The problem — Each entry here needs to be set down again exactly, please; pictures are left out.

------------

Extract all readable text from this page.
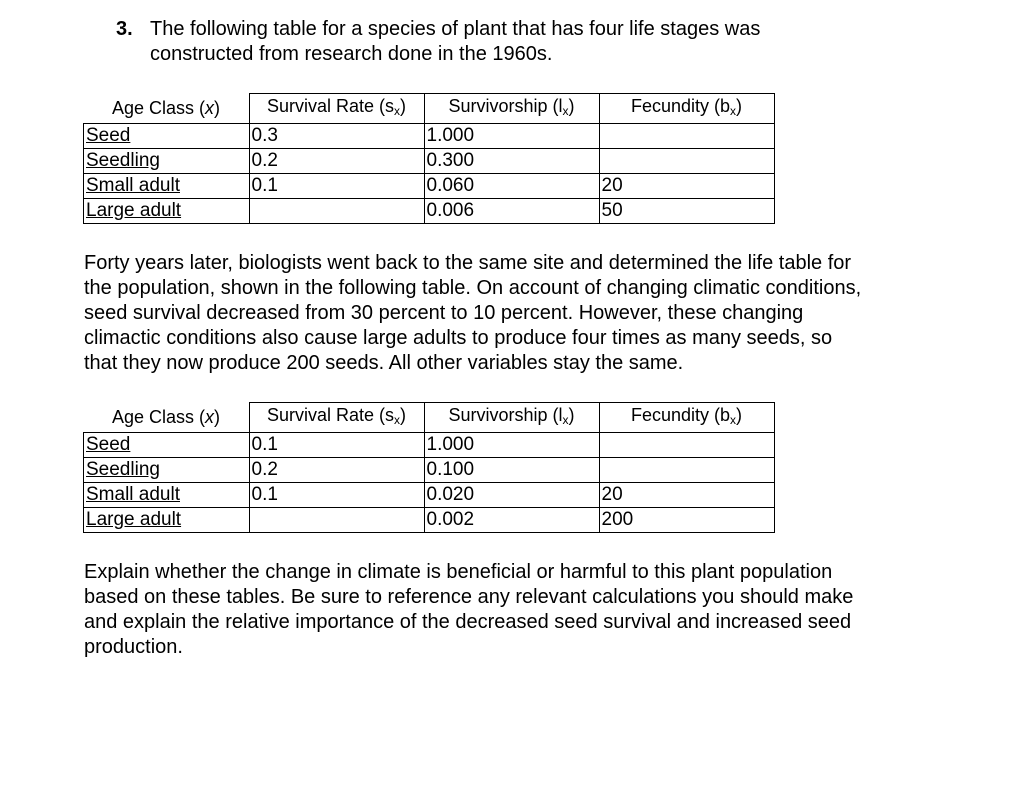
3. The following table for a species of plant that has four life stages was
constructed from research done in the 1960s.
Age Class (x)	Survival Rate $(s_x)$	Survivorship $(l_x)$	Fecundity $(b_x)$
Seed	0.3	1.000	
Seedling	0.2	0.300	
Small adult	0.1	0.060	20
Large adult		0.006	50
Forty years later, biologists went back to the same site and determined the life table for
the population, shown in the following table. On account of changing climatic conditions,
seed survival decreased from 30 percent to 10 percent. However, these changing
climactic conditions also cause large adults to produce four times as many seeds, so
that they now produce 200 seeds. All other variables stay the same.
Age Class (x)	Survival Rate $(s_x)$	Survivorship $(l_x)$	Fecundity $(b_x)$
Seed	0.1	1.000	
Seedling	0.2	0.100	
Small adult	0.1	0.020	20
Large adult		0.002	200
Explain whether the change in climate is beneficial or harmful to this plant population
based on these tables. Be sure to reference any relevant calculations you should make
and explain the relative importance of the decreased seed survival and increased seed
production.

------------

Result —
Extract all readable text from this page.
3. The following table for a species of plant that has four life stages was
constructed from research done in the 1960s.
Age Class (x)	Survival Rate $(s_x)$	Survivorship $(l_x)$	Fecundity $(b_x)$
Seed	0.3	1.000	
Seedling	0.2	0.300	
Small adult	0.1	0.060	20
Large adult		0.006	50
Forty years later, biologists went back to the same site and determined the life table for
the population, shown in the following table. On account of changing climatic conditions,
seed survival decreased from 30 percent to 10 percent. However, these changing
climactic conditions also cause large adults to produce four times as many seeds, so
that they now produce 200 seeds. All other variables stay the same.
Age Class (x)	Survival Rate $(s_x)$	Survivorship $(l_x)$	Fecundity $(b_x)$
Seed	0.1	1.000	
Seedling	0.2	0.100	
Small adult	0.1	0.020	20
Large adult		0.002	200
Explain whether the change in climate is beneficial or harmful to this plant population
based on these tables. Be sure to reference any relevant calculations you should make
and explain the relative importance of the decreased seed survival and increased seed
production.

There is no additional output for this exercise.